== Aim ==
Show every line in the records below that contains the word "some".

== Source data ==
__________

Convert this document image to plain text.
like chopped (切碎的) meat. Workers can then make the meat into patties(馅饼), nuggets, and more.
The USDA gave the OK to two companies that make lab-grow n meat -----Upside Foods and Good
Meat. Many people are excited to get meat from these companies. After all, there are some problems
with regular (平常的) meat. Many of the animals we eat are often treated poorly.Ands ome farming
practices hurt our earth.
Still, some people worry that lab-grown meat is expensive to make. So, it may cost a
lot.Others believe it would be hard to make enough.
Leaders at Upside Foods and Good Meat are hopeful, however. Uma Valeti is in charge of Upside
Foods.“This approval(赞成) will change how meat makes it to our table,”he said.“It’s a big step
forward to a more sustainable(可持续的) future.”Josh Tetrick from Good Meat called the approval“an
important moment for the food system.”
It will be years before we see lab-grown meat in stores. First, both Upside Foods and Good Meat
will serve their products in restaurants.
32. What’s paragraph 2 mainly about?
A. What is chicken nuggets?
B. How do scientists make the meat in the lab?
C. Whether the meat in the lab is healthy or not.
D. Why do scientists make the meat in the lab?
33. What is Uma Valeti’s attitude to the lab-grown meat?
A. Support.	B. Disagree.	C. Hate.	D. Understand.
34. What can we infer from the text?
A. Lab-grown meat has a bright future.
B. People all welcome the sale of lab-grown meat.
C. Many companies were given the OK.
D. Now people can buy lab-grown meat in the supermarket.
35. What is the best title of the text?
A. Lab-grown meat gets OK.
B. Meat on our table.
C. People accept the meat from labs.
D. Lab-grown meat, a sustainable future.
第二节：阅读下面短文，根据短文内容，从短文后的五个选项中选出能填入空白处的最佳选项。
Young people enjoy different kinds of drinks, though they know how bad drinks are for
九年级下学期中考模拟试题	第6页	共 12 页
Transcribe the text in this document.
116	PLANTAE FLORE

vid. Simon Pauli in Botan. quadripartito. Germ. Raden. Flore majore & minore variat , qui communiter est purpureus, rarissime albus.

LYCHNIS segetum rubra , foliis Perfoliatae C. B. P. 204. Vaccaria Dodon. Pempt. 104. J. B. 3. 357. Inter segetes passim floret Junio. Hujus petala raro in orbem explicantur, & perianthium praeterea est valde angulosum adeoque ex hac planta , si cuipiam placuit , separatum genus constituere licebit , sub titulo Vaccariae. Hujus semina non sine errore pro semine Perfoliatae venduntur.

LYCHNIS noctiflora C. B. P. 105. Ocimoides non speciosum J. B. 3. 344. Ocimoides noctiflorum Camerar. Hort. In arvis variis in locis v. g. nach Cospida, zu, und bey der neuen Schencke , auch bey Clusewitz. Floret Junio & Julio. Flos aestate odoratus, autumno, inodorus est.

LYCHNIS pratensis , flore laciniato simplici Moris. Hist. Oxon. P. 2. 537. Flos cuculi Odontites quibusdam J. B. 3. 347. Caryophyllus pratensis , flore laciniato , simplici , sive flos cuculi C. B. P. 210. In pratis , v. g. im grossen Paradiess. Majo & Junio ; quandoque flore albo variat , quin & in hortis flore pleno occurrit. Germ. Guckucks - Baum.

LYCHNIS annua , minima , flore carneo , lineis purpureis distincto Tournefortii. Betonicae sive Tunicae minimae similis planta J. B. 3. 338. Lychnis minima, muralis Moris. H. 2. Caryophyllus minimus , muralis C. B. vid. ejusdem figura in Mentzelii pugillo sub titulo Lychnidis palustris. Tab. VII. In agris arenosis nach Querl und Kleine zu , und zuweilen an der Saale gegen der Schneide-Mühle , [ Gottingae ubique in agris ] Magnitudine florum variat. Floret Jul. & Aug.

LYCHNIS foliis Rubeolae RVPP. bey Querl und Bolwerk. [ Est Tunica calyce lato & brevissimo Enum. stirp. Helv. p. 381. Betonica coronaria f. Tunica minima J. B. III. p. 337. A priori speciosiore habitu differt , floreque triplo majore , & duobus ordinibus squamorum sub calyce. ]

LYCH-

__________

== Answer to the task ==
Meat. Many people are excited to get meat from these companies. After all, there are some problems
Still, some people worry that lab-grown meat is expensive to make. So, it may cost a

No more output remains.